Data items

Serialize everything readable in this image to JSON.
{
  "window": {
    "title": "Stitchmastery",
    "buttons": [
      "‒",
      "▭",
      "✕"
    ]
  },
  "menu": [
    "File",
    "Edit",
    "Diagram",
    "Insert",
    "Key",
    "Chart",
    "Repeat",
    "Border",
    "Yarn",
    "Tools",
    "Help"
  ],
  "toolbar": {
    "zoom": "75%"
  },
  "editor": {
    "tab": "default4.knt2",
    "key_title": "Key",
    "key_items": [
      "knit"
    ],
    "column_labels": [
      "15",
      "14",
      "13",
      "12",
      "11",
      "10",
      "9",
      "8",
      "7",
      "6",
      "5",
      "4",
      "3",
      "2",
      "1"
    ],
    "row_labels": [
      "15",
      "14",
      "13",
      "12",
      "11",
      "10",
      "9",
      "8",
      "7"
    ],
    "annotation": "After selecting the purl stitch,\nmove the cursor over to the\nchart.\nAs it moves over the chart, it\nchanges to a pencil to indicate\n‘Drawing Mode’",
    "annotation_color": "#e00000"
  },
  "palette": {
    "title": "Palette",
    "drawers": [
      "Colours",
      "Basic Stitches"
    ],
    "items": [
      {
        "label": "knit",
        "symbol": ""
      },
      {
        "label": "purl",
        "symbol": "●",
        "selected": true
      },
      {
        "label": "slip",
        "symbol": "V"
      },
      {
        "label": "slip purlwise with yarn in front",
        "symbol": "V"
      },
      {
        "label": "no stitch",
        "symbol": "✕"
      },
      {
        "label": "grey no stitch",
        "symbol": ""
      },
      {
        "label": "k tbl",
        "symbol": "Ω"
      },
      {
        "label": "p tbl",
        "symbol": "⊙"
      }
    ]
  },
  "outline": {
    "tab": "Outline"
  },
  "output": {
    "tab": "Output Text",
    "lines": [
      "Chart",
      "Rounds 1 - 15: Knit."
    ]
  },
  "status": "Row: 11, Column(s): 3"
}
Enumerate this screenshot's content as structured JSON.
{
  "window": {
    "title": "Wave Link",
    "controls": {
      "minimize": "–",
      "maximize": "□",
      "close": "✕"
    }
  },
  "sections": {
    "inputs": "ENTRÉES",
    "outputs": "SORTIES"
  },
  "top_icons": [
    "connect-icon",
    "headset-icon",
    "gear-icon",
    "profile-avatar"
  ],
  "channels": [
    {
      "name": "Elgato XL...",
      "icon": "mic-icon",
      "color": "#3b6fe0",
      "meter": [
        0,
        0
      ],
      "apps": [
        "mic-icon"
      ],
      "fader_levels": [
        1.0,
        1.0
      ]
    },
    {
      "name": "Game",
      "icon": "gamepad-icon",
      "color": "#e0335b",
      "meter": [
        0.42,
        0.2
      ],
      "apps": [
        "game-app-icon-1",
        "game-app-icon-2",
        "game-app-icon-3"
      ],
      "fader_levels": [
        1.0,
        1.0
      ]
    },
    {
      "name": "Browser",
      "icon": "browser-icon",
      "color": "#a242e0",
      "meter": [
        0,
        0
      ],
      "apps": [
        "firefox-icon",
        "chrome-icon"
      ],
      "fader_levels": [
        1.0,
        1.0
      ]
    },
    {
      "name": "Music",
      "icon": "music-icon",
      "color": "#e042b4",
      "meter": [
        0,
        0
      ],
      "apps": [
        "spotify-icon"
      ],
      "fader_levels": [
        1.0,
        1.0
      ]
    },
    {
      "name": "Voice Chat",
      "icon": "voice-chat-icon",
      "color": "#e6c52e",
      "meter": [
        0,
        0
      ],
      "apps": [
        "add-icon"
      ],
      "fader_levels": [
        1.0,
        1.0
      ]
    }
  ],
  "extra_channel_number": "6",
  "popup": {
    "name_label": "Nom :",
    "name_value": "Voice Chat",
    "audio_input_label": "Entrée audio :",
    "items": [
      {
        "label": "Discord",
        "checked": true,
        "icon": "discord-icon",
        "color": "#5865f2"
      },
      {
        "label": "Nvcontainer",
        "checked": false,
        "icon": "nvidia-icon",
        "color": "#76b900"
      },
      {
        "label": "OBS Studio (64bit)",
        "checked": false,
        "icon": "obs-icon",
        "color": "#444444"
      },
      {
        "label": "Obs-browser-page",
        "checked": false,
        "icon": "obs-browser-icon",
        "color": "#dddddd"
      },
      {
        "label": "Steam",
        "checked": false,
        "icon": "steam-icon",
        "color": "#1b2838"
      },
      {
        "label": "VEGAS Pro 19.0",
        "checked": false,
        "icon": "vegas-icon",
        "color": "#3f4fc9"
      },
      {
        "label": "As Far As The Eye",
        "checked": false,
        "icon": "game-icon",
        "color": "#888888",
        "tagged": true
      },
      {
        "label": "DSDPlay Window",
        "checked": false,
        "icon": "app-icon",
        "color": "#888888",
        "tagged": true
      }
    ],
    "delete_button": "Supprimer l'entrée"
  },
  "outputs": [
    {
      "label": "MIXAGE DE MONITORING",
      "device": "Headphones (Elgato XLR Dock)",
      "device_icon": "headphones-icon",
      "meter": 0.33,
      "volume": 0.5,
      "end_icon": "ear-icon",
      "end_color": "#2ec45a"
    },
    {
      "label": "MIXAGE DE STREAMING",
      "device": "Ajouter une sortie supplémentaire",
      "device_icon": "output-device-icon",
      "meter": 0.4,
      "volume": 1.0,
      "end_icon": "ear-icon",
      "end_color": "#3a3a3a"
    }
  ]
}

## WHAT YOU NEED TO DO
Output all of the material exactly as written.

## ANSWER IN FULL
Serialize everything readable in this image to JSON.
{
  "window": {
    "title": "Stitchmastery",
    "buttons": [
      "‒",
      "▭",
      "✕"
    ]
  },
  "menu": [
    "File",
    "Edit",
    "Diagram",
    "Insert",
    "Key",
    "Chart",
    "Repeat",
    "Border",
    "Yarn",
    "Tools",
    "Help"
  ],
  "toolbar": {
    "zoom": "75%"
  },
  "editor": {
    "tab": "default4.knt2",
    "key_title": "Key",
    "key_items": [
      "knit"
    ],
    "column_labels": [
      "15",
      "14",
      "13",
      "12",
      "11",
      "10",
      "9",
      "8",
      "7",
      "6",
      "5",
      "4",
      "3",
      "2",
      "1"
    ],
    "row_labels": [
      "15",
      "14",
      "13",
      "12",
      "11",
      "10",
      "9",
      "8",
      "7"
    ],
    "annotation": "After selecting the purl stitch,\nmove the cursor over to the\nchart.\nAs it moves over the chart, it\nchanges to a pencil to indicate\n‘Drawing Mode’",
    "annotation_color": "#e00000"
  },
  "palette": {
    "title": "Palette",
    "drawers": [
      "Colours",
      "Basic Stitches"
    ],
    "items": [
      {
        "label": "knit",
        "symbol": ""
      },
      {
        "label": "purl",
        "symbol": "●",
        "selected": true
      },
      {
        "label": "slip",
        "symbol": "V"
      },
      {
        "label": "slip purlwise with yarn in front",
        "symbol": "V"
      },
      {
        "label": "no stitch",
        "symbol": "✕"
      },
      {
        "label": "grey no stitch",
        "symbol": ""
      },
      {
        "label": "k tbl",
        "symbol": "Ω"
      },
      {
        "label": "p tbl",
        "symbol": "⊙"
      }
    ]
  },
  "outline": {
    "tab": "Outline"
  },
  "output": {
    "tab": "Output Text",
    "lines": [
      "Chart",
      "Rounds 1 - 15: Knit."
    ]
  },
  "status": "Row: 11, Column(s): 3"
}
Enumerate this screenshot's content as structured JSON.
{
  "window": {
    "title": "Wave Link",
    "controls": {
      "minimize": "–",
      "maximize": "□",
      "close": "✕"
    }
  },
  "sections": {
    "inputs": "ENTRÉES",
    "outputs": "SORTIES"
  },
  "top_icons": [
    "connect-icon",
    "headset-icon",
    "gear-icon",
    "profile-avatar"
  ],
  "channels": [
    {
      "name": "Elgato XL...",
      "icon": "mic-icon",
      "color": "#3b6fe0",
      "meter": [
        0,
        0
      ],
      "apps": [
        "mic-icon"
      ],
      "fader_levels": [
        1.0,
        1.0
      ]
    },
    {
      "name": "Game",
      "icon": "gamepad-icon",
      "color": "#e0335b",
      "meter": [
        0.42,
        0.2
      ],
      "apps": [
        "game-app-icon-1",
        "game-app-icon-2",
        "game-app-icon-3"
      ],
      "fader_levels": [
        1.0,
        1.0
      ]
    },
    {
      "name": "Browser",
      "icon": "browser-icon",
      "color": "#a242e0",
      "meter": [
        0,
        0
      ],
      "apps": [
        "firefox-icon",
        "chrome-icon"
      ],
      "fader_levels": [
        1.0,
        1.0
      ]
    },
    {
      "name": "Music",
      "icon": "music-icon",
      "color": "#e042b4",
      "meter": [
        0,
        0
      ],
      "apps": [
        "spotify-icon"
      ],
      "fader_levels": [
        1.0,
        1.0
      ]
    },
    {
      "name": "Voice Chat",
      "icon": "voice-chat-icon",
      "color": "#e6c52e",
      "meter": [
        0,
        0
      ],
      "apps": [
        "add-icon"
      ],
      "fader_levels": [
        1.0,
        1.0
      ]
    }
  ],
  "extra_channel_number": "6",
  "popup": {
    "name_label": "Nom :",
    "name_value": "Voice Chat",
    "audio_input_label": "Entrée audio :",
    "items": [
      {
        "label": "Discord",
        "checked": true,
        "icon": "discord-icon",
        "color": "#5865f2"
      },
      {
        "label": "Nvcontainer",
        "checked": false,
        "icon": "nvidia-icon",
        "color": "#76b900"
      },
      {
        "label": "OBS Studio (64bit)",
        "checked": false,
        "icon": "obs-icon",
        "color": "#444444"
      },
      {
        "label": "Obs-browser-page",
        "checked": false,
        "icon": "obs-browser-icon",
        "color": "#dddddd"
      },
      {
        "label": "Steam",
        "checked": false,
        "icon": "steam-icon",
        "color": "#1b2838"
      },
      {
        "label": "VEGAS Pro 19.0",
        "checked": false,
        "icon": "vegas-icon",
        "color": "#3f4fc9"
      },
      {
        "label": "As Far As The Eye",
        "checked": false,
        "icon": "game-icon",
        "color": "#888888",
        "tagged": true
      },
      {
        "label": "DSDPlay Window",
        "checked": false,
        "icon": "app-icon",
        "color": "#888888",
        "tagged": true
      }
    ],
    "delete_button": "Supprimer l'entrée"
  },
  "outputs": [
    {
      "label": "MIXAGE DE MONITORING",
      "device": "Headphones (Elgato XLR Dock)",
      "device_icon": "headphones-icon",
      "meter": 0.33,
      "volume": 0.5,
      "end_icon": "ear-icon",
      "end_color": "#2ec45a"
    },
    {
      "label": "MIXAGE DE STREAMING",
      "device": "Ajouter une sortie supplémentaire",
      "device_icon": "output-device-icon",
      "meter": 0.4,
      "volume": 1.0,
      "end_icon": "ear-icon",
      "end_color": "#3a3a3a"
    }
  ]
}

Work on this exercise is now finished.